#### [Problem description]
Copy every record below, exactly as written.
── Dataset entries ──
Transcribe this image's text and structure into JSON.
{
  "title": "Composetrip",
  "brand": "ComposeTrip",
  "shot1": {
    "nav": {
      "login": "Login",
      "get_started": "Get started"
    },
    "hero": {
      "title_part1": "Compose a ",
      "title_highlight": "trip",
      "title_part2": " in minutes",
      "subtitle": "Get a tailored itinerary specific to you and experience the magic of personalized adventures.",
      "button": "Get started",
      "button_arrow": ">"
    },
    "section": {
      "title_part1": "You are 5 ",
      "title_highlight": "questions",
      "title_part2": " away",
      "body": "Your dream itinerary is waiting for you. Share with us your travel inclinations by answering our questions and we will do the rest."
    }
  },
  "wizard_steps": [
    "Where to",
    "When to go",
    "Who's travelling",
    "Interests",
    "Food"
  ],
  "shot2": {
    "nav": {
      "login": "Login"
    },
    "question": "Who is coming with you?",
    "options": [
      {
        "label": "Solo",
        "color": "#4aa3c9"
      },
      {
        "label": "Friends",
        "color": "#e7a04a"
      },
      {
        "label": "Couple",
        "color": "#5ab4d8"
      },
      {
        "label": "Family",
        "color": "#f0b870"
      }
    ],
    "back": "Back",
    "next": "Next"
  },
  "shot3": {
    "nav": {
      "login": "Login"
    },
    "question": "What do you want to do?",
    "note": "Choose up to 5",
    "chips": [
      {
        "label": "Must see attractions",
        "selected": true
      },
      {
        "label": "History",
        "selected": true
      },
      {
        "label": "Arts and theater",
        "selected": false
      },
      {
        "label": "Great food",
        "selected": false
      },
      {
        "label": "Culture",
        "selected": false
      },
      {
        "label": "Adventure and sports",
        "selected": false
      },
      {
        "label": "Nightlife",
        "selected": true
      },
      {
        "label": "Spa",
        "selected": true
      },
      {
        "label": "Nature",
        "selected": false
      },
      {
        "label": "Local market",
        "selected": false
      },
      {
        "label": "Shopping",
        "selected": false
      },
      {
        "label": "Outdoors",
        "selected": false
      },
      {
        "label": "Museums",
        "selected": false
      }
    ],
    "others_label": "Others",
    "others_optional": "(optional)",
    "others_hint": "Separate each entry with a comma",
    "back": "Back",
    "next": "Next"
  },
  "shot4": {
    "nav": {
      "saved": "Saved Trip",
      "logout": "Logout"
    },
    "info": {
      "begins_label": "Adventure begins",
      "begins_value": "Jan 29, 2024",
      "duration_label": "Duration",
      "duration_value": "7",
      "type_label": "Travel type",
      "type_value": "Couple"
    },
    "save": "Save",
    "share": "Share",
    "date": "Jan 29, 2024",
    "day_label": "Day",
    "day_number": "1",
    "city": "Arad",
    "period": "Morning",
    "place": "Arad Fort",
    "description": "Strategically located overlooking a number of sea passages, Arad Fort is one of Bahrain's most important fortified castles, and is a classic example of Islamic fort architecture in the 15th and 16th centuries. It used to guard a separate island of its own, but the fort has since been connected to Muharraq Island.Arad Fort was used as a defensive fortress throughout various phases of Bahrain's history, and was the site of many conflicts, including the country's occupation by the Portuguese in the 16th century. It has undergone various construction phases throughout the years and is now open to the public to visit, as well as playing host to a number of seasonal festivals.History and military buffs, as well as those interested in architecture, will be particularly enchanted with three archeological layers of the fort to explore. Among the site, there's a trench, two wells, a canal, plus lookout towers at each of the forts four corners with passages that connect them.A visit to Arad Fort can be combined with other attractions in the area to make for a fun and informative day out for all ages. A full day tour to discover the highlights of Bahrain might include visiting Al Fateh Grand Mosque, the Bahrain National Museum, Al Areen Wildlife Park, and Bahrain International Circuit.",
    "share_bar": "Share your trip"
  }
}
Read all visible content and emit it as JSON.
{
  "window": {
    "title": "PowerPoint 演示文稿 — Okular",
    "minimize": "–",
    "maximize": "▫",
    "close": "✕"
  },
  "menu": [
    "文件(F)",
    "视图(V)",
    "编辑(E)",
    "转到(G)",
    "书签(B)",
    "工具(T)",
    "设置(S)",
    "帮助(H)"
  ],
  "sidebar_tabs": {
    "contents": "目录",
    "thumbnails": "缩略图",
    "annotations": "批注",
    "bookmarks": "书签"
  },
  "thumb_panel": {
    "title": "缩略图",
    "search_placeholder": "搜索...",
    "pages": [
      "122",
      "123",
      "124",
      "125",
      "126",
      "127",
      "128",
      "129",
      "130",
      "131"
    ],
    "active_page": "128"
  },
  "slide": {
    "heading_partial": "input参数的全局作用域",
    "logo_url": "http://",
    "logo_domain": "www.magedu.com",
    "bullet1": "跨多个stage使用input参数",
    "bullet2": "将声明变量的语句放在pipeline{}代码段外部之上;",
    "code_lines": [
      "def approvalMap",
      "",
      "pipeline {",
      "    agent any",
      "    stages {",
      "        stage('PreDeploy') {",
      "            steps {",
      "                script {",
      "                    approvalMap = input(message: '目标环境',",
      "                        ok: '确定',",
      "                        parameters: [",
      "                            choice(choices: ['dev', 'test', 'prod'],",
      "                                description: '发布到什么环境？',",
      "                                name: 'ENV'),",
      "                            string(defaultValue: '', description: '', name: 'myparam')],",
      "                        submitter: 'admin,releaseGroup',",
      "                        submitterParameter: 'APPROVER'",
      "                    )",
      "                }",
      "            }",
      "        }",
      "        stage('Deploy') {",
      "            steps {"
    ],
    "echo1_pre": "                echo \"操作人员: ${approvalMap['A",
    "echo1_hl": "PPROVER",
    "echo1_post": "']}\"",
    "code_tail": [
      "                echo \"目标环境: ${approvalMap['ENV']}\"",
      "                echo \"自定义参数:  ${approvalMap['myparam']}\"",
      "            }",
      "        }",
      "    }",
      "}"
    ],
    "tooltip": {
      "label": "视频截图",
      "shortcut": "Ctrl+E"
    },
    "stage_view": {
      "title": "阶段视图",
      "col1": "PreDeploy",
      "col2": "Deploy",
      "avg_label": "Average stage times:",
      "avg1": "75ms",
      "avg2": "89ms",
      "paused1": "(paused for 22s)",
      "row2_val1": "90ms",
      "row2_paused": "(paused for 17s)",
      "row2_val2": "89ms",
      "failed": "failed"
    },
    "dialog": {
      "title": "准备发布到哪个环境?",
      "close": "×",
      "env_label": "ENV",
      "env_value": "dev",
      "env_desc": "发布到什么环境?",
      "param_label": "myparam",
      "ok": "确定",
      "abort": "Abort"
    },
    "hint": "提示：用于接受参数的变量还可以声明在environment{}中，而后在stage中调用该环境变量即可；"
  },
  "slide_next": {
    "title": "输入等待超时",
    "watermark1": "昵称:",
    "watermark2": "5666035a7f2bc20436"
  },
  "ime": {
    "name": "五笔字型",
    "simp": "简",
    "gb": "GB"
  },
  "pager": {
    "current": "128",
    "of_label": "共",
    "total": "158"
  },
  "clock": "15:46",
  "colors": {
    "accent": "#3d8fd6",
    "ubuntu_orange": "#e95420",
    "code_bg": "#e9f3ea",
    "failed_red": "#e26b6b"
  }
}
───
#### [Response to this exercise]
Transcribe this image's text and structure into JSON.
{
  "title": "Composetrip",
  "brand": "ComposeTrip",
  "shot1": {
    "nav": {
      "login": "Login",
      "get_started": "Get started"
    },
    "hero": {
      "title_part1": "Compose a ",
      "title_highlight": "trip",
      "title_part2": " in minutes",
      "subtitle": "Get a tailored itinerary specific to you and experience the magic of personalized adventures.",
      "button": "Get started",
      "button_arrow": ">"
    },
    "section": {
      "title_part1": "You are 5 ",
      "title_highlight": "questions",
      "title_part2": " away",
      "body": "Your dream itinerary is waiting for you. Share with us your travel inclinations by answering our questions and we will do the rest."
    }
  },
  "wizard_steps": [
    "Where to",
    "When to go",
    "Who's travelling",
    "Interests",
    "Food"
  ],
  "shot2": {
    "nav": {
      "login": "Login"
    },
    "question": "Who is coming with you?",
    "options": [
      {
        "label": "Solo",
        "color": "#4aa3c9"
      },
      {
        "label": "Friends",
        "color": "#e7a04a"
      },
      {
        "label": "Couple",
        "color": "#5ab4d8"
      },
      {
        "label": "Family",
        "color": "#f0b870"
      }
    ],
    "back": "Back",
    "next": "Next"
  },
  "shot3": {
    "nav": {
      "login": "Login"
    },
    "question": "What do you want to do?",
    "note": "Choose up to 5",
    "chips": [
      {
        "label": "Must see attractions",
        "selected": true
      },
      {
        "label": "History",
        "selected": true
      },
      {
        "label": "Arts and theater",
        "selected": false
      },
      {
        "label": "Great food",
        "selected": false
      },
      {
        "label": "Culture",
        "selected": false
      },
      {
        "label": "Adventure and sports",
        "selected": false
      },
      {
        "label": "Nightlife",
        "selected": true
      },
      {
        "label": "Spa",
        "selected": true
      },
      {
        "label": "Nature",
        "selected": false
      },
      {
        "label": "Local market",
        "selected": false
      },
      {
        "label": "Shopping",
        "selected": false
      },
      {
        "label": "Outdoors",
        "selected": false
      },
      {
        "label": "Museums",
        "selected": false
      }
    ],
    "others_label": "Others",
    "others_optional": "(optional)",
    "others_hint": "Separate each entry with a comma",
    "back": "Back",
    "next": "Next"
  },
  "shot4": {
    "nav": {
      "saved": "Saved Trip",
      "logout": "Logout"
    },
    "info": {
      "begins_label": "Adventure begins",
      "begins_value": "Jan 29, 2024",
      "duration_label": "Duration",
      "duration_value": "7",
      "type_label": "Travel type",
      "type_value": "Couple"
    },
    "save": "Save",
    "share": "Share",
    "date": "Jan 29, 2024",
    "day_label": "Day",
    "day_number": "1",
    "city": "Arad",
    "period": "Morning",
    "place": "Arad Fort",
    "description": "Strategically located overlooking a number of sea passages, Arad Fort is one of Bahrain's most important fortified castles, and is a classic example of Islamic fort architecture in the 15th and 16th centuries. It used to guard a separate island of its own, but the fort has since been connected to Muharraq Island.Arad Fort was used as a defensive fortress throughout various phases of Bahrain's history, and was the site of many conflicts, including the country's occupation by the Portuguese in the 16th century. It has undergone various construction phases throughout the years and is now open to the public to visit, as well as playing host to a number of seasonal festivals.History and military buffs, as well as those interested in architecture, will be particularly enchanted with three archeological layers of the fort to explore. Among the site, there's a trench, two wells, a canal, plus lookout towers at each of the forts four corners with passages that connect them.A visit to Arad Fort can be combined with other attractions in the area to make for a fun and informative day out for all ages. A full day tour to discover the highlights of Bahrain might include visiting Al Fateh Grand Mosque, the Bahrain National Museum, Al Areen Wildlife Park, and Bahrain International Circuit.",
    "share_bar": "Share your trip"
  }
}
Read all visible content and emit it as JSON.
{
  "window": {
    "title": "PowerPoint 演示文稿 — Okular",
    "minimize": "–",
    "maximize": "▫",
    "close": "✕"
  },
  "menu": [
    "文件(F)",
    "视图(V)",
    "编辑(E)",
    "转到(G)",
    "书签(B)",
    "工具(T)",
    "设置(S)",
    "帮助(H)"
  ],
  "sidebar_tabs": {
    "contents": "目录",
    "thumbnails": "缩略图",
    "annotations": "批注",
    "bookmarks": "书签"
  },
  "thumb_panel": {
    "title": "缩略图",
    "search_placeholder": "搜索...",
    "pages": [
      "122",
      "123",
      "124",
      "125",
      "126",
      "127",
      "128",
      "129",
      "130",
      "131"
    ],
    "active_page": "128"
  },
  "slide": {
    "heading_partial": "input参数的全局作用域",
    "logo_url": "http://",
    "logo_domain": "www.magedu.com",
    "bullet1": "跨多个stage使用input参数",
    "bullet2": "将声明变量的语句放在pipeline{}代码段外部之上;",
    "code_lines": [
      "def approvalMap",
      "",
      "pipeline {",
      "    agent any",
      "    stages {",
      "        stage('PreDeploy') {",
      "            steps {",
      "                script {",
      "                    approvalMap = input(message: '目标环境',",
      "                        ok: '确定',",
      "                        parameters: [",
      "                            choice(choices: ['dev', 'test', 'prod'],",
      "                                description: '发布到什么环境？',",
      "                                name: 'ENV'),",
      "                            string(defaultValue: '', description: '', name: 'myparam')],",
      "                        submitter: 'admin,releaseGroup',",
      "                        submitterParameter: 'APPROVER'",
      "                    )",
      "                }",
      "            }",
      "        }",
      "        stage('Deploy') {",
      "            steps {"
    ],
    "echo1_pre": "                echo \"操作人员: ${approvalMap['A",
    "echo1_hl": "PPROVER",
    "echo1_post": "']}\"",
    "code_tail": [
      "                echo \"目标环境: ${approvalMap['ENV']}\"",
      "                echo \"自定义参数:  ${approvalMap['myparam']}\"",
      "            }",
      "        }",
      "    }",
      "}"
    ],
    "tooltip": {
      "label": "视频截图",
      "shortcut": "Ctrl+E"
    },
    "stage_view": {
      "title": "阶段视图",
      "col1": "PreDeploy",
      "col2": "Deploy",
      "avg_label": "Average stage times:",
      "avg1": "75ms",
      "avg2": "89ms",
      "paused1": "(paused for 22s)",
      "row2_val1": "90ms",
      "row2_paused": "(paused for 17s)",
      "row2_val2": "89ms",
      "failed": "failed"
    },
    "dialog": {
      "title": "准备发布到哪个环境?",
      "close": "×",
      "env_label": "ENV",
      "env_value": "dev",
      "env_desc": "发布到什么环境?",
      "param_label": "myparam",
      "ok": "确定",
      "abort": "Abort"
    },
    "hint": "提示：用于接受参数的变量还可以声明在environment{}中，而后在stage中调用该环境变量即可；"
  },
  "slide_next": {
    "title": "输入等待超时",
    "watermark1": "昵称:",
    "watermark2": "5666035a7f2bc20436"
  },
  "ime": {
    "name": "五笔字型",
    "simp": "简",
    "gb": "GB"
  },
  "pager": {
    "current": "128",
    "of_label": "共",
    "total": "158"
  },
  "clock": "15:46",
  "colors": {
    "accent": "#3d8fd6",
    "ubuntu_orange": "#e95420",
    "code_bg": "#e9f3ea",
    "failed_red": "#e26b6b"
  }
}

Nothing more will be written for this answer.